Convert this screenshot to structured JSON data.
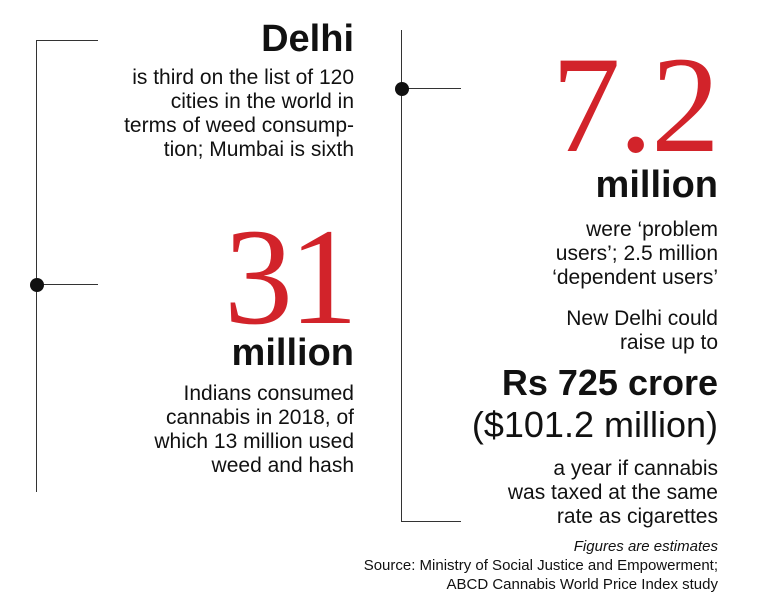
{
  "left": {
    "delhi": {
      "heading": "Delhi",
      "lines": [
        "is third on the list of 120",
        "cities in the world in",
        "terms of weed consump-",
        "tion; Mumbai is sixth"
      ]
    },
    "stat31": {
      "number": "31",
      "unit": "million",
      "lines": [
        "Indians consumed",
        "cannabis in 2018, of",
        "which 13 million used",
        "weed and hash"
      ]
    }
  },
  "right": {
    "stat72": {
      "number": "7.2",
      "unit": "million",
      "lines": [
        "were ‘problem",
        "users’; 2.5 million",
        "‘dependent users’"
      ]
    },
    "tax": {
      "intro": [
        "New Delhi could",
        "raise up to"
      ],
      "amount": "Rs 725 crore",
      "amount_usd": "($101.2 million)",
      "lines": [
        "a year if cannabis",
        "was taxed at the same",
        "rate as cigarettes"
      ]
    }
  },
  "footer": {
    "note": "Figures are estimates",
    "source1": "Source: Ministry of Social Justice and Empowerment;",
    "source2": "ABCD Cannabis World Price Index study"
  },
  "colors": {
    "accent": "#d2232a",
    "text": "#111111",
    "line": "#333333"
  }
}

PROBLEM TO WORK ON
Retype each entry precisely. Skip images entirely.

COMPLETE RESPONSE
Convert this screenshot to structured JSON data.
{
  "left": {
    "delhi": {
      "heading": "Delhi",
      "lines": [
        "is third on the list of 120",
        "cities in the world in",
        "terms of weed consump-",
        "tion; Mumbai is sixth"
      ]
    },
    "stat31": {
      "number": "31",
      "unit": "million",
      "lines": [
        "Indians consumed",
        "cannabis in 2018, of",
        "which 13 million used",
        "weed and hash"
      ]
    }
  },
  "right": {
    "stat72": {
      "number": "7.2",
      "unit": "million",
      "lines": [
        "were ‘problem",
        "users’; 2.5 million",
        "‘dependent users’"
      ]
    },
    "tax": {
      "intro": [
        "New Delhi could",
        "raise up to"
      ],
      "amount": "Rs 725 crore",
      "amount_usd": "($101.2 million)",
      "lines": [
        "a year if cannabis",
        "was taxed at the same",
        "rate as cigarettes"
      ]
    }
  },
  "footer": {
    "note": "Figures are estimates",
    "source1": "Source: Ministry of Social Justice and Empowerment;",
    "source2": "ABCD Cannabis World Price Index study"
  },
  "colors": {
    "accent": "#d2232a",
    "text": "#111111",
    "line": "#333333"
  }
}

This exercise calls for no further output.